**Task data**
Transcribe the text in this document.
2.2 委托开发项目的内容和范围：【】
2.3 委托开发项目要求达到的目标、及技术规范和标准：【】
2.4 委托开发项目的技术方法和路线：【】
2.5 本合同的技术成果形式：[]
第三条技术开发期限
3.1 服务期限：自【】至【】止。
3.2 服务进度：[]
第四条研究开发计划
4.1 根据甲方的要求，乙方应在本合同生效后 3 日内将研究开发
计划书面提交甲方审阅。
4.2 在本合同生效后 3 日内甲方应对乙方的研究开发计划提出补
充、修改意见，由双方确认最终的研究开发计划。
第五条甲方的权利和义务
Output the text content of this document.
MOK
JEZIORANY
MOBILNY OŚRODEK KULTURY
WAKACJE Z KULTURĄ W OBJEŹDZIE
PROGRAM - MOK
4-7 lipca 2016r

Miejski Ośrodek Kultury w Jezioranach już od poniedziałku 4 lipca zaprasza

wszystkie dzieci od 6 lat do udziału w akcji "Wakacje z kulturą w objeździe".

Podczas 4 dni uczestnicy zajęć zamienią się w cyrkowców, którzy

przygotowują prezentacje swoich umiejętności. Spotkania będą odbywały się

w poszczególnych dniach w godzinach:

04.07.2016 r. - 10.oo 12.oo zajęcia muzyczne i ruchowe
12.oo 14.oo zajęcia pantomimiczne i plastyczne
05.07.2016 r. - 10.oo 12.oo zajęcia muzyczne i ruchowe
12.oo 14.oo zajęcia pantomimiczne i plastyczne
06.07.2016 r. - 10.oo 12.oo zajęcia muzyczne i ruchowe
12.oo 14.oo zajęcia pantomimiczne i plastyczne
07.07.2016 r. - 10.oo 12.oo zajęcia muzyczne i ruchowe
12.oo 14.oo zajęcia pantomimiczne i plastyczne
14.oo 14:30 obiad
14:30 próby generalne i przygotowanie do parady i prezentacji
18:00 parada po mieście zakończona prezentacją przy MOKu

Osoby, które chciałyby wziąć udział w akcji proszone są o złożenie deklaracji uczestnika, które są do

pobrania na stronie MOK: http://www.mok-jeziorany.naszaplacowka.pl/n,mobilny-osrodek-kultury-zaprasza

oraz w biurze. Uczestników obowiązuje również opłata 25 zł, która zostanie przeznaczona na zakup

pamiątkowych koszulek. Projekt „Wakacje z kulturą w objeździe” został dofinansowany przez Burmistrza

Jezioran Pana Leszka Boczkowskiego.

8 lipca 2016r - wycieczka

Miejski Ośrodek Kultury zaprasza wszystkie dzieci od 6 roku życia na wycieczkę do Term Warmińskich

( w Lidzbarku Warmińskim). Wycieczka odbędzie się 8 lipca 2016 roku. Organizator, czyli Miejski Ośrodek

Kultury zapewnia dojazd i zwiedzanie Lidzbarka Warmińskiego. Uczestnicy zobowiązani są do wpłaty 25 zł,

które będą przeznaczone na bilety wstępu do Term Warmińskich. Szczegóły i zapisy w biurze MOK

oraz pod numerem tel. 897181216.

**Task brief**
Please output the entire listing exactly as it stands.

**Reply**
Transcribe the text in this document.
2.2 委托开发项目的内容和范围：【】
2.3 委托开发项目要求达到的目标、及技术规范和标准：【】
2.4 委托开发项目的技术方法和路线：【】
2.5 本合同的技术成果形式：[]
第三条技术开发期限
3.1 服务期限：自【】至【】止。
3.2 服务进度：[]
第四条研究开发计划
4.1 根据甲方的要求，乙方应在本合同生效后 3 日内将研究开发
计划书面提交甲方审阅。
4.2 在本合同生效后 3 日内甲方应对乙方的研究开发计划提出补
充、修改意见，由双方确认最终的研究开发计划。
第五条甲方的权利和义务
Output the text content of this document.
MOK
JEZIORANY
MOBILNY OŚRODEK KULTURY
WAKACJE Z KULTURĄ W OBJEŹDZIE
PROGRAM - MOK
4-7 lipca 2016r

Miejski Ośrodek Kultury w Jezioranach już od poniedziałku 4 lipca zaprasza

wszystkie dzieci od 6 lat do udziału w akcji "Wakacje z kulturą w objeździe".

Podczas 4 dni uczestnicy zajęć zamienią się w cyrkowców, którzy

przygotowują prezentacje swoich umiejętności. Spotkania będą odbywały się

w poszczególnych dniach w godzinach:

04.07.2016 r. - 10.oo 12.oo zajęcia muzyczne i ruchowe
12.oo 14.oo zajęcia pantomimiczne i plastyczne
05.07.2016 r. - 10.oo 12.oo zajęcia muzyczne i ruchowe
12.oo 14.oo zajęcia pantomimiczne i plastyczne
06.07.2016 r. - 10.oo 12.oo zajęcia muzyczne i ruchowe
12.oo 14.oo zajęcia pantomimiczne i plastyczne
07.07.2016 r. - 10.oo 12.oo zajęcia muzyczne i ruchowe
12.oo 14.oo zajęcia pantomimiczne i plastyczne
14.oo 14:30 obiad
14:30 próby generalne i przygotowanie do parady i prezentacji
18:00 parada po mieście zakończona prezentacją przy MOKu

Osoby, które chciałyby wziąć udział w akcji proszone są o złożenie deklaracji uczestnika, które są do

pobrania na stronie MOK: http://www.mok-jeziorany.naszaplacowka.pl/n,mobilny-osrodek-kultury-zaprasza

oraz w biurze. Uczestników obowiązuje również opłata 25 zł, która zostanie przeznaczona na zakup

pamiątkowych koszulek. Projekt „Wakacje z kulturą w objeździe” został dofinansowany przez Burmistrza

Jezioran Pana Leszka Boczkowskiego.

8 lipca 2016r - wycieczka

Miejski Ośrodek Kultury zaprasza wszystkie dzieci od 6 roku życia na wycieczkę do Term Warmińskich

( w Lidzbarku Warmińskim). Wycieczka odbędzie się 8 lipca 2016 roku. Organizator, czyli Miejski Ośrodek

Kultury zapewnia dojazd i zwiedzanie Lidzbarka Warmińskiego. Uczestnicy zobowiązani są do wpłaty 25 zł,

które będą przeznaczone na bilety wstępu do Term Warmińskich. Szczegóły i zapisy w biurze MOK

oraz pod numerem tel. 897181216.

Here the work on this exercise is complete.